## Start INFORMATION PROVIDED

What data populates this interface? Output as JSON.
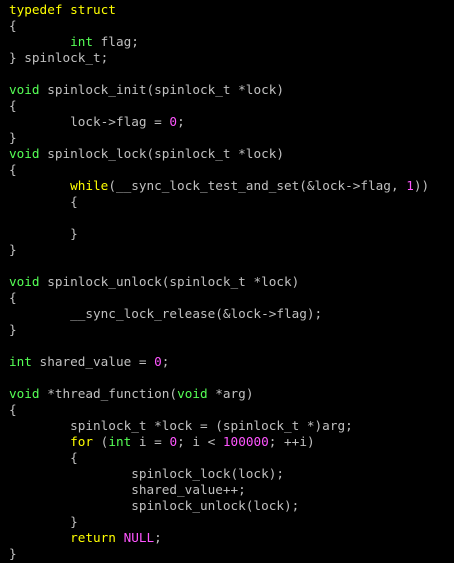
{
  "colors": {
    "background": "#000000",
    "text": "#c0c0c0",
    "keyword": "#ffff00",
    "type": "#55ff55",
    "number": "#ff55ff"
  },
  "editor": {
    "lines": [
      [
        {
          "t": "typedef struct",
          "c": "kw"
        }
      ],
      [
        {
          "t": "{",
          "c": "text"
        }
      ],
      [
        {
          "t": "        ",
          "c": "text"
        },
        {
          "t": "int",
          "c": "type"
        },
        {
          "t": " flag;",
          "c": "text"
        }
      ],
      [
        {
          "t": "} spinlock_t;",
          "c": "text"
        }
      ],
      [],
      [
        {
          "t": "void",
          "c": "type"
        },
        {
          "t": " spinlock_init(spinlock_t *lock)",
          "c": "text"
        }
      ],
      [
        {
          "t": "{",
          "c": "text"
        }
      ],
      [
        {
          "t": "        lock->flag = ",
          "c": "text"
        },
        {
          "t": "0",
          "c": "num"
        },
        {
          "t": ";",
          "c": "text"
        }
      ],
      [
        {
          "t": "}",
          "c": "text"
        }
      ],
      [
        {
          "t": "void",
          "c": "type"
        },
        {
          "t": " spinlock_lock(spinlock_t *lock)",
          "c": "text"
        }
      ],
      [
        {
          "t": "{",
          "c": "text"
        }
      ],
      [
        {
          "t": "        ",
          "c": "text"
        },
        {
          "t": "while",
          "c": "kw"
        },
        {
          "t": "(__sync_lock_test_and_set(&lock->flag, ",
          "c": "text"
        },
        {
          "t": "1",
          "c": "num"
        },
        {
          "t": "))",
          "c": "text"
        }
      ],
      [
        {
          "t": "        {",
          "c": "text"
        }
      ],
      [],
      [
        {
          "t": "        }",
          "c": "text"
        }
      ],
      [
        {
          "t": "}",
          "c": "text"
        }
      ],
      [],
      [
        {
          "t": "void",
          "c": "type"
        },
        {
          "t": " spinlock_unlock(spinlock_t *lock)",
          "c": "text"
        }
      ],
      [
        {
          "t": "{",
          "c": "text"
        }
      ],
      [
        {
          "t": "        __sync_lock_release(&lock->flag);",
          "c": "text"
        }
      ],
      [
        {
          "t": "}",
          "c": "text"
        }
      ],
      [],
      [
        {
          "t": "int",
          "c": "type"
        },
        {
          "t": " shared_value = ",
          "c": "text"
        },
        {
          "t": "0",
          "c": "num"
        },
        {
          "t": ";",
          "c": "text"
        }
      ],
      [],
      [
        {
          "t": "void",
          "c": "type"
        },
        {
          "t": " *thread_function(",
          "c": "text"
        },
        {
          "t": "void",
          "c": "type"
        },
        {
          "t": " *arg)",
          "c": "text"
        }
      ],
      [
        {
          "t": "{",
          "c": "text"
        }
      ],
      [
        {
          "t": "        spinlock_t *lock = (spinlock_t *)arg;",
          "c": "text"
        }
      ],
      [
        {
          "t": "        ",
          "c": "text"
        },
        {
          "t": "for",
          "c": "kw"
        },
        {
          "t": " (",
          "c": "text"
        },
        {
          "t": "int",
          "c": "type"
        },
        {
          "t": " i = ",
          "c": "text"
        },
        {
          "t": "0",
          "c": "num"
        },
        {
          "t": "; i < ",
          "c": "text"
        },
        {
          "t": "100000",
          "c": "num"
        },
        {
          "t": "; ++i)",
          "c": "text"
        }
      ],
      [
        {
          "t": "        {",
          "c": "text"
        }
      ],
      [
        {
          "t": "                spinlock_lock(lock);",
          "c": "text"
        }
      ],
      [
        {
          "t": "                shared_value++;",
          "c": "text"
        }
      ],
      [
        {
          "t": "                spinlock_unlock(lock);",
          "c": "text"
        }
      ],
      [
        {
          "t": "        }",
          "c": "text"
        }
      ],
      [
        {
          "t": "        ",
          "c": "text"
        },
        {
          "t": "return",
          "c": "kw"
        },
        {
          "t": " ",
          "c": "text"
        },
        {
          "t": "NULL",
          "c": "num"
        },
        {
          "t": ";",
          "c": "text"
        }
      ],
      [
        {
          "t": "}",
          "c": "text"
        }
      ]
    ]
  }
}
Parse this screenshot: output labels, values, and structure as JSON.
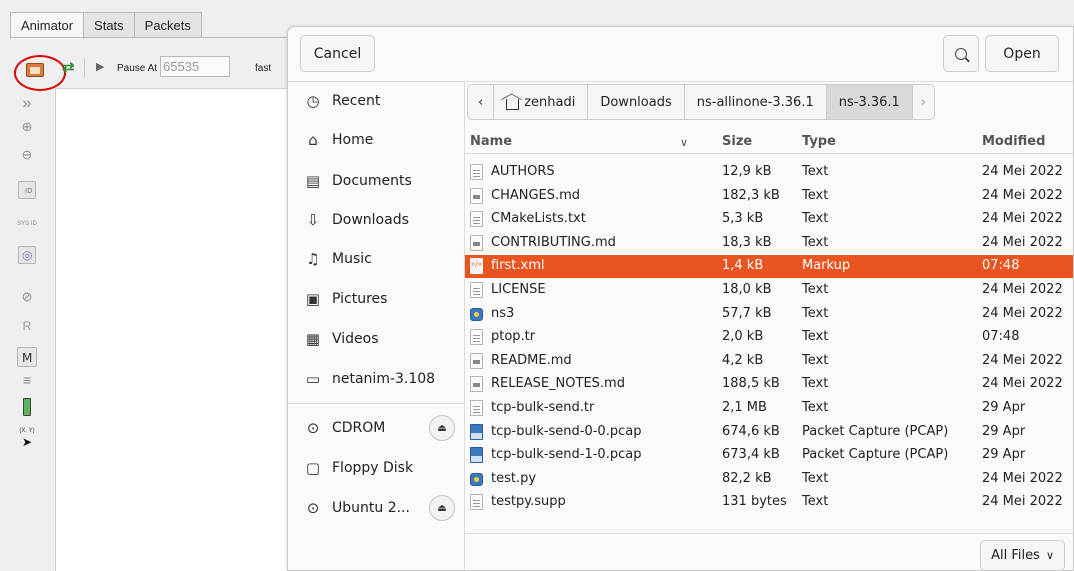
{
  "animator": {
    "tabs": [
      "Animator",
      "Stats",
      "Packets"
    ],
    "toolbar": {
      "pause_at_label": "Pause At",
      "pause_at_value": "65535",
      "speed_label": "fast"
    },
    "sidebar_labels": {
      "node_id": "ID",
      "sysid": "SYS ID",
      "r": "R",
      "m": "M",
      "xy": "(X, Y)"
    }
  },
  "dialog": {
    "cancel_label": "Cancel",
    "open_label": "Open",
    "places": [
      {
        "label": "Recent",
        "icon": "clock-icon"
      },
      {
        "label": "Home",
        "icon": "home-icon"
      },
      {
        "label": "Documents",
        "icon": "document-icon"
      },
      {
        "label": "Downloads",
        "icon": "download-icon"
      },
      {
        "label": "Music",
        "icon": "music-icon"
      },
      {
        "label": "Pictures",
        "icon": "picture-icon"
      },
      {
        "label": "Videos",
        "icon": "film-icon"
      },
      {
        "label": "netanim-3.108",
        "icon": "folder-icon"
      },
      {
        "label": "CDROM",
        "icon": "disc-icon"
      },
      {
        "label": "Floppy Disk",
        "icon": "drive-icon"
      },
      {
        "label": "Ubuntu 2...",
        "icon": "disc-icon"
      }
    ],
    "path": [
      "zenhadi",
      "Downloads",
      "ns-allinone-3.36.1",
      "ns-3.36.1"
    ],
    "columns": {
      "name": "Name",
      "size": "Size",
      "type": "Type",
      "modified": "Modified"
    },
    "files": [
      {
        "name": "AUTHORS",
        "size": "12,9 kB",
        "type": "Text",
        "modified": "24 Mei 2022",
        "kind": "txt"
      },
      {
        "name": "CHANGES.md",
        "size": "182,3 kB",
        "type": "Text",
        "modified": "24 Mei 2022",
        "kind": "md"
      },
      {
        "name": "CMakeLists.txt",
        "size": "5,3 kB",
        "type": "Text",
        "modified": "24 Mei 2022",
        "kind": "txt"
      },
      {
        "name": "CONTRIBUTING.md",
        "size": "18,3 kB",
        "type": "Text",
        "modified": "24 Mei 2022",
        "kind": "md"
      },
      {
        "name": "first.xml",
        "size": "1,4 kB",
        "type": "Markup",
        "modified": "07:48",
        "kind": "xml",
        "selected": true
      },
      {
        "name": "LICENSE",
        "size": "18,0 kB",
        "type": "Text",
        "modified": "24 Mei 2022",
        "kind": "txt"
      },
      {
        "name": "ns3",
        "size": "57,7 kB",
        "type": "Text",
        "modified": "24 Mei 2022",
        "kind": "py"
      },
      {
        "name": "ptop.tr",
        "size": "2,0 kB",
        "type": "Text",
        "modified": "07:48",
        "kind": "txt"
      },
      {
        "name": "README.md",
        "size": "4,2 kB",
        "type": "Text",
        "modified": "24 Mei 2022",
        "kind": "md"
      },
      {
        "name": "RELEASE_NOTES.md",
        "size": "188,5 kB",
        "type": "Text",
        "modified": "24 Mei 2022",
        "kind": "md"
      },
      {
        "name": "tcp-bulk-send.tr",
        "size": "2,1 MB",
        "type": "Text",
        "modified": "29 Apr",
        "kind": "txt"
      },
      {
        "name": "tcp-bulk-send-0-0.pcap",
        "size": "674,6 kB",
        "type": "Packet Capture (PCAP)",
        "modified": "29 Apr",
        "kind": "pcap"
      },
      {
        "name": "tcp-bulk-send-1-0.pcap",
        "size": "673,4 kB",
        "type": "Packet Capture (PCAP)",
        "modified": "29 Apr",
        "kind": "pcap"
      },
      {
        "name": "test.py",
        "size": "82,2 kB",
        "type": "Text",
        "modified": "24 Mei 2022",
        "kind": "py"
      },
      {
        "name": "testpy.supp",
        "size": "131 bytes",
        "type": "Text",
        "modified": "24 Mei 2022",
        "kind": "txt"
      }
    ],
    "filter_label": "All Files",
    "accent_color": "#e95420"
  }
}
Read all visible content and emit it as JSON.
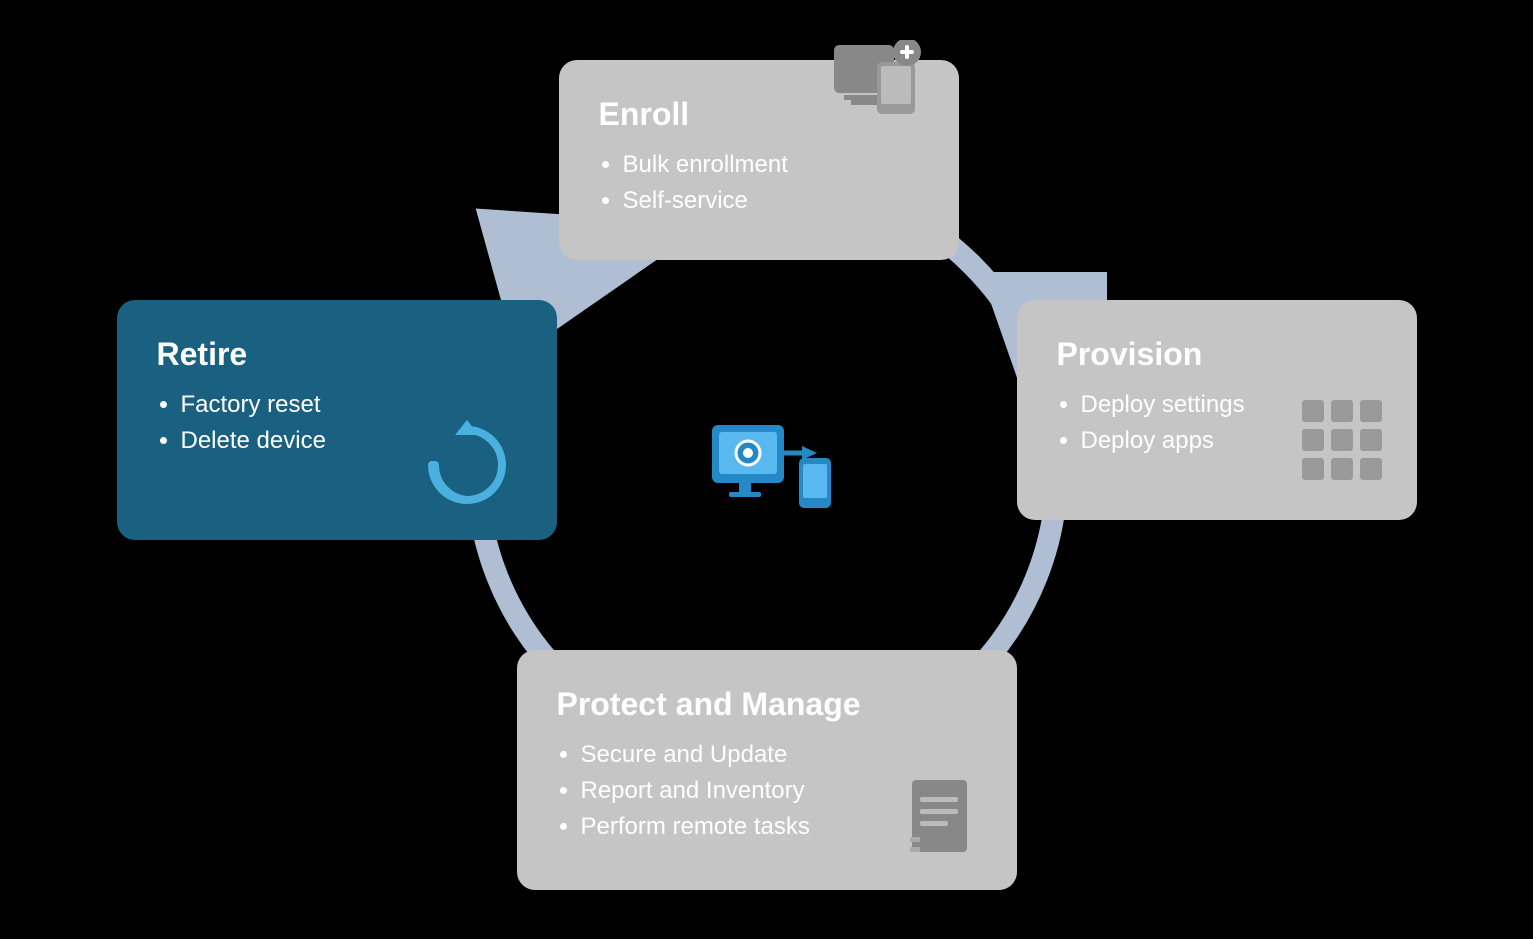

## End INFORMATION PROVIDED

• _STATED PROBLEM_
Write down every line of the data above that includes the string "icon".

• _EXPECTED ANSWER_
        "icon": "clock-icon"
        "icon": "home-icon"
        "icon": "document-icon"
        "icon": "download-icon"
        "icon": "music-icon"
        "icon": "picture-icon"
        "icon": "film-icon"
        "icon": "folder-icon"
        "icon": "disc-icon"
        "icon": "drive-icon"
        "icon": "disc-icon"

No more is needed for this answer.